→ **SET TASK**: The records below must be copied in full; omit the images.
** start **
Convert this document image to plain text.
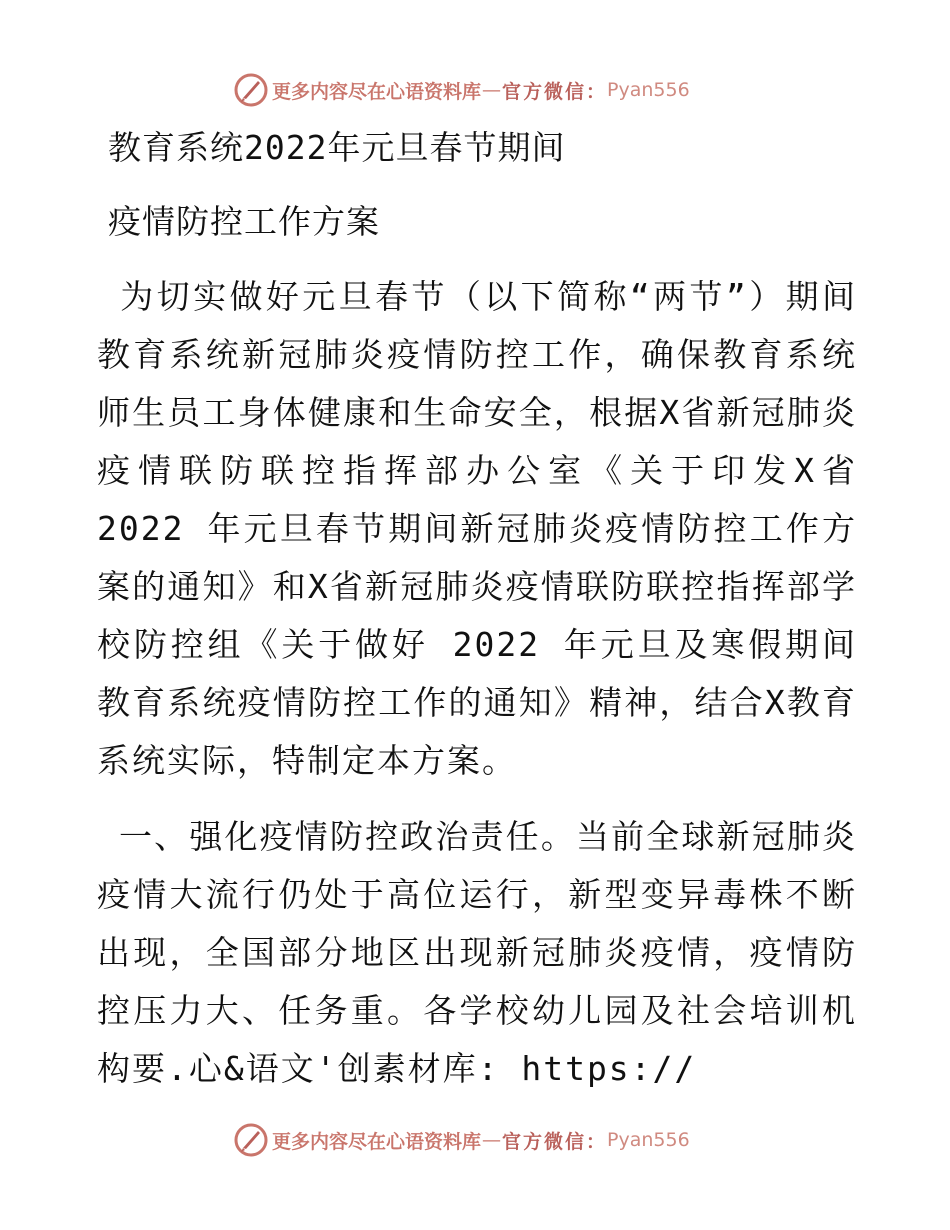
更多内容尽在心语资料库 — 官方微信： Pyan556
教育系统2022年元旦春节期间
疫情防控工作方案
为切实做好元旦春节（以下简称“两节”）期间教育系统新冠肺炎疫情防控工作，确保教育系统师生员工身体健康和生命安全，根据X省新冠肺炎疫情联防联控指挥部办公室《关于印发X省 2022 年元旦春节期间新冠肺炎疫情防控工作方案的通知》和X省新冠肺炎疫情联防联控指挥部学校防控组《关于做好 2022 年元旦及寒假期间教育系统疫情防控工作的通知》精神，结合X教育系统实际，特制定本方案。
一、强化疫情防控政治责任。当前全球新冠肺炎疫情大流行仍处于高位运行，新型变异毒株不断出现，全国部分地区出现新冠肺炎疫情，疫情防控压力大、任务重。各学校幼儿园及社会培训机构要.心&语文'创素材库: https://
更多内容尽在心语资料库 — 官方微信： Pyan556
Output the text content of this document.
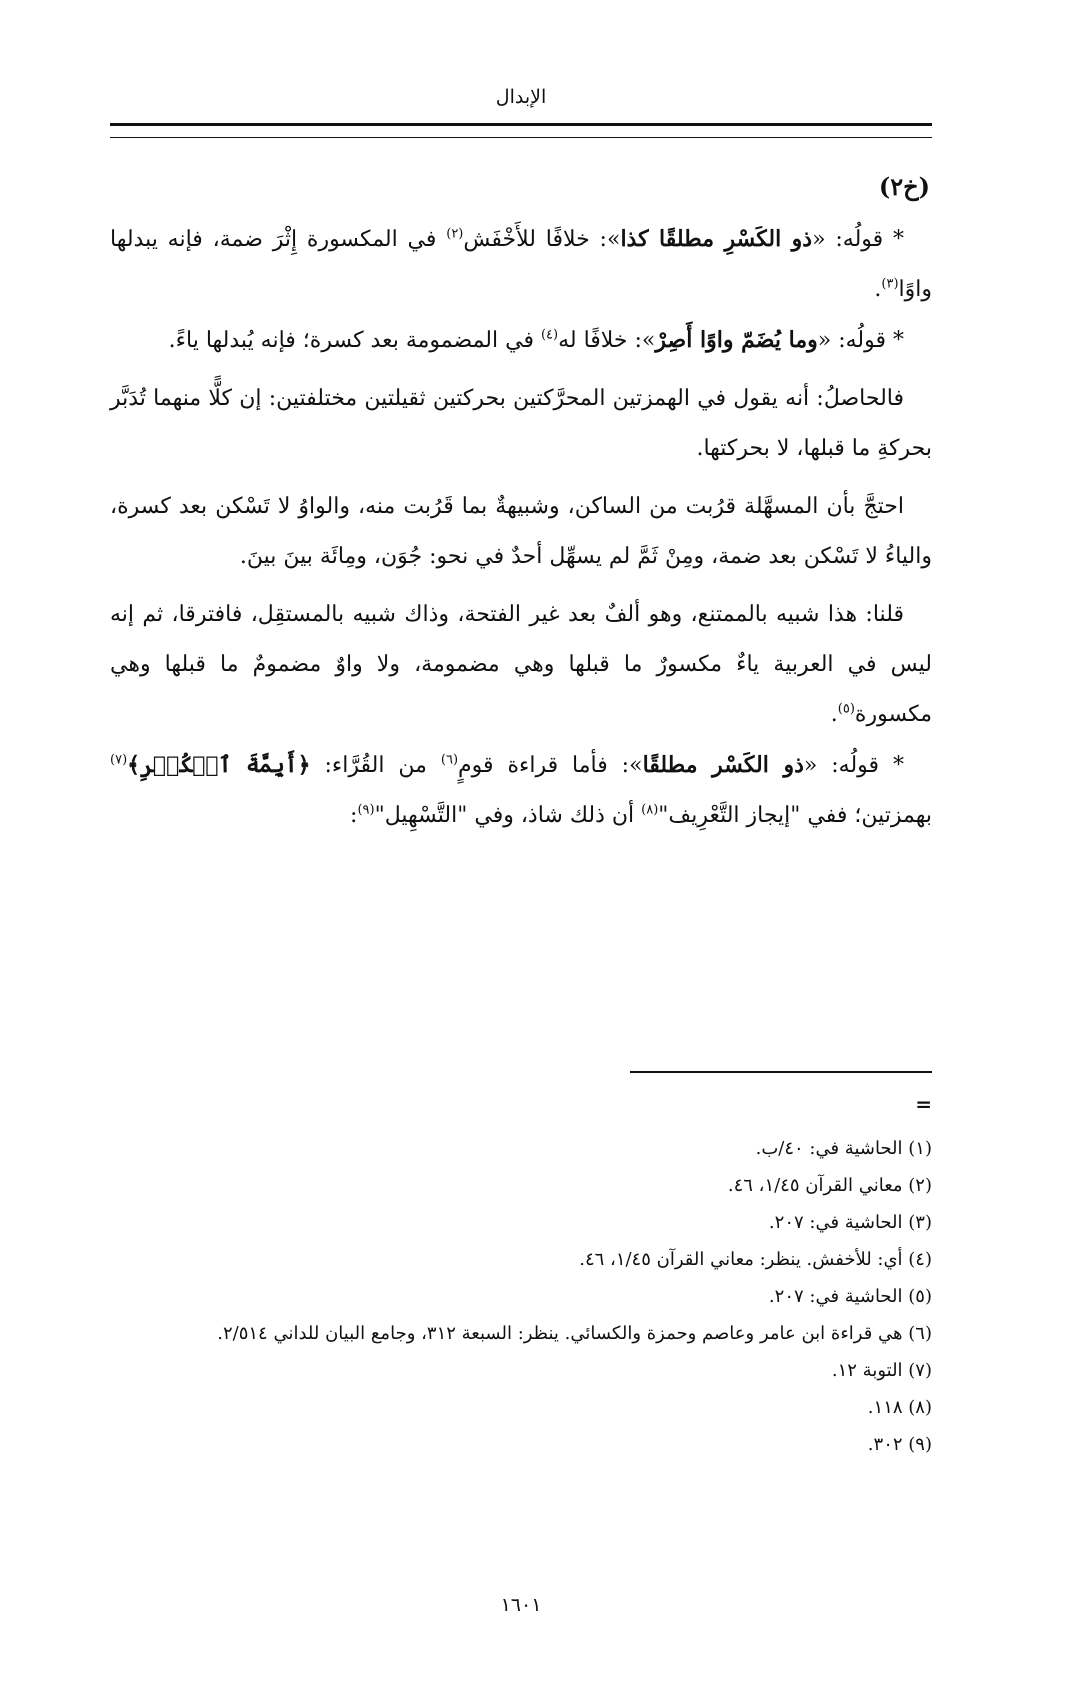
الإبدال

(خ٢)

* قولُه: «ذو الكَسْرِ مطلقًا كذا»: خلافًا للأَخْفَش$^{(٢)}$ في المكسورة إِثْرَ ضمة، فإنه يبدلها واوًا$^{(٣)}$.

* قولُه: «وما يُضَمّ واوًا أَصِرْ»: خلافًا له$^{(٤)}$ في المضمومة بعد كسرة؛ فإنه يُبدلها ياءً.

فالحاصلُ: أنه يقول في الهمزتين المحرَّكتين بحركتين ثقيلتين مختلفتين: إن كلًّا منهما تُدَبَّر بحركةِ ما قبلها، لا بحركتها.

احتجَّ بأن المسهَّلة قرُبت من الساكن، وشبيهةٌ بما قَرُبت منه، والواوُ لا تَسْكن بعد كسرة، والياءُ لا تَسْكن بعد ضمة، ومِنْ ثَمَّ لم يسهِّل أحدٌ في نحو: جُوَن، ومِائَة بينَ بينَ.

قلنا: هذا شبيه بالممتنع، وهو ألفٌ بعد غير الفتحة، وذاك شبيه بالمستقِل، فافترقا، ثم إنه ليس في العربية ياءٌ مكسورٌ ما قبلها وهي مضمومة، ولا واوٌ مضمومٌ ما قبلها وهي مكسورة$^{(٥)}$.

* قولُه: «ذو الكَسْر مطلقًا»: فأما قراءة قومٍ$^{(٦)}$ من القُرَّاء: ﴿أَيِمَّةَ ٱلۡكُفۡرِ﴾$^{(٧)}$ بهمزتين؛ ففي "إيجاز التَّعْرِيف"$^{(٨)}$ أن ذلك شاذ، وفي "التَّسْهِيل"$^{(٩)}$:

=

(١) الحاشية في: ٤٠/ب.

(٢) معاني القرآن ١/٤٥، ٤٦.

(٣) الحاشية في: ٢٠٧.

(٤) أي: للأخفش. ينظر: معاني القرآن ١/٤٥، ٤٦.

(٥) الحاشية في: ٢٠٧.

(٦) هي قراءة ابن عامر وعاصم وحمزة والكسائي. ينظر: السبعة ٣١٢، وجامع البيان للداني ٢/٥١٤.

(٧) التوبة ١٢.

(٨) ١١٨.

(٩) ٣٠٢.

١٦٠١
** end **
→ **SOLUTION**:
Convert this document image to plain text.
更多内容尽在心语资料库 — 官方微信： Pyan556
教育系统2022年元旦春节期间
疫情防控工作方案
为切实做好元旦春节（以下简称“两节”）期间教育系统新冠肺炎疫情防控工作，确保教育系统师生员工身体健康和生命安全，根据X省新冠肺炎疫情联防联控指挥部办公室《关于印发X省 2022 年元旦春节期间新冠肺炎疫情防控工作方案的通知》和X省新冠肺炎疫情联防联控指挥部学校防控组《关于做好 2022 年元旦及寒假期间教育系统疫情防控工作的通知》精神，结合X教育系统实际，特制定本方案。
一、强化疫情防控政治责任。当前全球新冠肺炎疫情大流行仍处于高位运行，新型变异毒株不断出现，全国部分地区出现新冠肺炎疫情，疫情防控压力大、任务重。各学校幼儿园及社会培训机构要.心&语文'创素材库: https://
更多内容尽在心语资料库 — 官方微信： Pyan556
Output the text content of this document.
الإبدال

(خ٢)

* قولُه: «ذو الكَسْرِ مطلقًا كذا»: خلافًا للأَخْفَش$^{(٢)}$ في المكسورة إِثْرَ ضمة، فإنه يبدلها واوًا$^{(٣)}$.

* قولُه: «وما يُضَمّ واوًا أَصِرْ»: خلافًا له$^{(٤)}$ في المضمومة بعد كسرة؛ فإنه يُبدلها ياءً.

فالحاصلُ: أنه يقول في الهمزتين المحرَّكتين بحركتين ثقيلتين مختلفتين: إن كلًّا منهما تُدَبَّر بحركةِ ما قبلها، لا بحركتها.

احتجَّ بأن المسهَّلة قرُبت من الساكن، وشبيهةٌ بما قَرُبت منه، والواوُ لا تَسْكن بعد كسرة، والياءُ لا تَسْكن بعد ضمة، ومِنْ ثَمَّ لم يسهِّل أحدٌ في نحو: جُوَن، ومِائَة بينَ بينَ.

قلنا: هذا شبيه بالممتنع، وهو ألفٌ بعد غير الفتحة، وذاك شبيه بالمستقِل، فافترقا، ثم إنه ليس في العربية ياءٌ مكسورٌ ما قبلها وهي مضمومة، ولا واوٌ مضمومٌ ما قبلها وهي مكسورة$^{(٥)}$.

* قولُه: «ذو الكَسْر مطلقًا»: فأما قراءة قومٍ$^{(٦)}$ من القُرَّاء: ﴿أَيِمَّةَ ٱلۡكُفۡرِ﴾$^{(٧)}$ بهمزتين؛ ففي "إيجاز التَّعْرِيف"$^{(٨)}$ أن ذلك شاذ، وفي "التَّسْهِيل"$^{(٩)}$:

=

(١) الحاشية في: ٤٠/ب.

(٢) معاني القرآن ١/٤٥، ٤٦.

(٣) الحاشية في: ٢٠٧.

(٤) أي: للأخفش. ينظر: معاني القرآن ١/٤٥، ٤٦.

(٥) الحاشية في: ٢٠٧.

(٦) هي قراءة ابن عامر وعاصم وحمزة والكسائي. ينظر: السبعة ٣١٢، وجامع البيان للداني ٢/٥١٤.

(٧) التوبة ١٢.

(٨) ١١٨.

(٩) ٣٠٢.

١٦٠١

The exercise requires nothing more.